### Exercise data:

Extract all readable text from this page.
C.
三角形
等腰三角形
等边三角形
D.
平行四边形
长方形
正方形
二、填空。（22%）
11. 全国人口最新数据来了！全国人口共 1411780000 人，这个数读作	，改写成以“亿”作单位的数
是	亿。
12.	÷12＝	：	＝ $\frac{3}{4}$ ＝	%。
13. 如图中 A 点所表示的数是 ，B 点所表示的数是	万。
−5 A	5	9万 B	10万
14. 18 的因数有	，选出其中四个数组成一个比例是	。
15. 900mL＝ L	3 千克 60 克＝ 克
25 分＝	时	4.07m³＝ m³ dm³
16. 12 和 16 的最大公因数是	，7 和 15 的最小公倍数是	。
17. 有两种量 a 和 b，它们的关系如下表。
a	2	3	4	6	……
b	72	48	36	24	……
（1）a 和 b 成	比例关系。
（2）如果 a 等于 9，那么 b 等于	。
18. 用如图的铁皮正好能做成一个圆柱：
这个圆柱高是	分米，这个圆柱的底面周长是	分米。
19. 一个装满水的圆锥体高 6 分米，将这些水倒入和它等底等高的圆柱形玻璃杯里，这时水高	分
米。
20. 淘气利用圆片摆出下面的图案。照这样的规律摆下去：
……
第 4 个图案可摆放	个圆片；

### Task objective:
Set all of the records down again, exactly as they stand.

### Exercise response:
Extract all readable text from this page.
C.
三角形
等腰三角形
等边三角形
D.
平行四边形
长方形
正方形
二、填空。（22%）
11. 全国人口最新数据来了！全国人口共 1411780000 人，这个数读作	，改写成以“亿”作单位的数
是	亿。
12.	÷12＝	：	＝ $\frac{3}{4}$ ＝	%。
13. 如图中 A 点所表示的数是 ，B 点所表示的数是	万。
−5 A	5	9万 B	10万
14. 18 的因数有	，选出其中四个数组成一个比例是	。
15. 900mL＝ L	3 千克 60 克＝ 克
25 分＝	时	4.07m³＝ m³ dm³
16. 12 和 16 的最大公因数是	，7 和 15 的最小公倍数是	。
17. 有两种量 a 和 b，它们的关系如下表。
a	2	3	4	6	……
b	72	48	36	24	……
（1）a 和 b 成	比例关系。
（2）如果 a 等于 9，那么 b 等于	。
18. 用如图的铁皮正好能做成一个圆柱：
这个圆柱高是	分米，这个圆柱的底面周长是	分米。
19. 一个装满水的圆锥体高 6 分米，将这些水倒入和它等底等高的圆柱形玻璃杯里，这时水高	分
米。
20. 淘气利用圆片摆出下面的图案。照这样的规律摆下去：
……
第 4 个图案可摆放	个圆片；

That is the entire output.